WHAT YOU NEED TO DO: Quote precisely the final stretch of the listing: start at the line containing "Parse this screenshot: output" and stop after the last line.

Records from a dataset:
——

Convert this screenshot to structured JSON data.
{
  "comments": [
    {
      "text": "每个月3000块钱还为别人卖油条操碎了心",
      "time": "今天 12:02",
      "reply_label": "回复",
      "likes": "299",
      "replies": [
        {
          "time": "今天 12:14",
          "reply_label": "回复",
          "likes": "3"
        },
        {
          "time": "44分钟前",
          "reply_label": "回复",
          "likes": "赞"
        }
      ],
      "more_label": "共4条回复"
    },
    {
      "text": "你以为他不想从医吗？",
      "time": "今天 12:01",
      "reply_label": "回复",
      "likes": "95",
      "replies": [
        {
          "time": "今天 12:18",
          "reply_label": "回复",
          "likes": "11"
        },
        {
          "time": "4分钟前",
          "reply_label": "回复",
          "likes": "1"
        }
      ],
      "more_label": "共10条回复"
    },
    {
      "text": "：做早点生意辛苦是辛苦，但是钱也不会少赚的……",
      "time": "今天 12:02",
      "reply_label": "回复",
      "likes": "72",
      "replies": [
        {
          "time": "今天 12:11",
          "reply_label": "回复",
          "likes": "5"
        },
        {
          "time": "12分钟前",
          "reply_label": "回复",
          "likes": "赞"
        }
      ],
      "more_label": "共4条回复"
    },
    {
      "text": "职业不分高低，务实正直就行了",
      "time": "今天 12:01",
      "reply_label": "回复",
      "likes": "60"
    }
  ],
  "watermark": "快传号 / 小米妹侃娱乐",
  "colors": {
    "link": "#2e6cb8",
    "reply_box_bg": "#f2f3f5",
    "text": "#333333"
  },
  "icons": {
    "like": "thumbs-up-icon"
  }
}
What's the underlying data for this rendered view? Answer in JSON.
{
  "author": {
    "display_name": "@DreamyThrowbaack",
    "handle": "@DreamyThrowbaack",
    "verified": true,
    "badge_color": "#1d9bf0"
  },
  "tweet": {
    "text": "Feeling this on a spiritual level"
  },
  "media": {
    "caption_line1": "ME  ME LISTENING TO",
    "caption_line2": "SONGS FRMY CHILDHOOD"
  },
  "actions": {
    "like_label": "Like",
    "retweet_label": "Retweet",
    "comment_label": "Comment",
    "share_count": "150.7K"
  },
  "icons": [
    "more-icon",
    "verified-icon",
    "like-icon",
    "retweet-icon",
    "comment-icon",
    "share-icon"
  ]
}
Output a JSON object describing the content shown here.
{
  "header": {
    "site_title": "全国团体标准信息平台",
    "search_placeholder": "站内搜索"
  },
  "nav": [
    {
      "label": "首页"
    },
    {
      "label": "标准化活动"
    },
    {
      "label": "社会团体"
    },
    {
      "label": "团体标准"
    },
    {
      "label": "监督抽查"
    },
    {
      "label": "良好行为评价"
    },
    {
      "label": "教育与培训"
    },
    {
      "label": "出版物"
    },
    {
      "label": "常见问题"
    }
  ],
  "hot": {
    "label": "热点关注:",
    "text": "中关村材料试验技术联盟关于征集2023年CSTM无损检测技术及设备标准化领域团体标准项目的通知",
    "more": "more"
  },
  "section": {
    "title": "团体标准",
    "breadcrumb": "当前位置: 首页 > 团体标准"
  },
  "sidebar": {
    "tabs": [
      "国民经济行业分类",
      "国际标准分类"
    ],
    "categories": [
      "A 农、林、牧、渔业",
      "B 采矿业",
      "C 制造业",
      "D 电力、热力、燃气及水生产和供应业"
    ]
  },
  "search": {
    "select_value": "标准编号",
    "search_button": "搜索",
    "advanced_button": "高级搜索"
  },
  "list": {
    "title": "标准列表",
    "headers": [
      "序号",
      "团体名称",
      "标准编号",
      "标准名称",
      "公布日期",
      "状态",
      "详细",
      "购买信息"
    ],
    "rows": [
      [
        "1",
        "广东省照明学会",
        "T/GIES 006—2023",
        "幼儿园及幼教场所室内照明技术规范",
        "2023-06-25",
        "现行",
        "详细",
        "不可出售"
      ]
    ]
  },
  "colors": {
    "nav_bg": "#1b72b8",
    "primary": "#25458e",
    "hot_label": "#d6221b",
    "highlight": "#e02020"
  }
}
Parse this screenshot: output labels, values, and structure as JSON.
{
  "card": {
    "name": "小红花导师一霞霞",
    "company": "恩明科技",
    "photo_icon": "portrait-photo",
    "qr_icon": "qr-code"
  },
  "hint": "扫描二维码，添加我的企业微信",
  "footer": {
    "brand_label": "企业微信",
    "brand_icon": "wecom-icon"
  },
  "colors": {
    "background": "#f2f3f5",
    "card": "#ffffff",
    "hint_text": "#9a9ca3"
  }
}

——

CORRECT RESULT:
Parse this screenshot: output labels, values, and structure as JSON.
{
  "card": {
    "name": "小红花导师一霞霞",
    "company": "恩明科技",
    "photo_icon": "portrait-photo",
    "qr_icon": "qr-code"
  },
  "hint": "扫描二维码，添加我的企业微信",
  "footer": {
    "brand_label": "企业微信",
    "brand_icon": "wecom-icon"
  },
  "colors": {
    "background": "#f2f3f5",
    "card": "#ffffff",
    "hint_text": "#9a9ca3"
  }
}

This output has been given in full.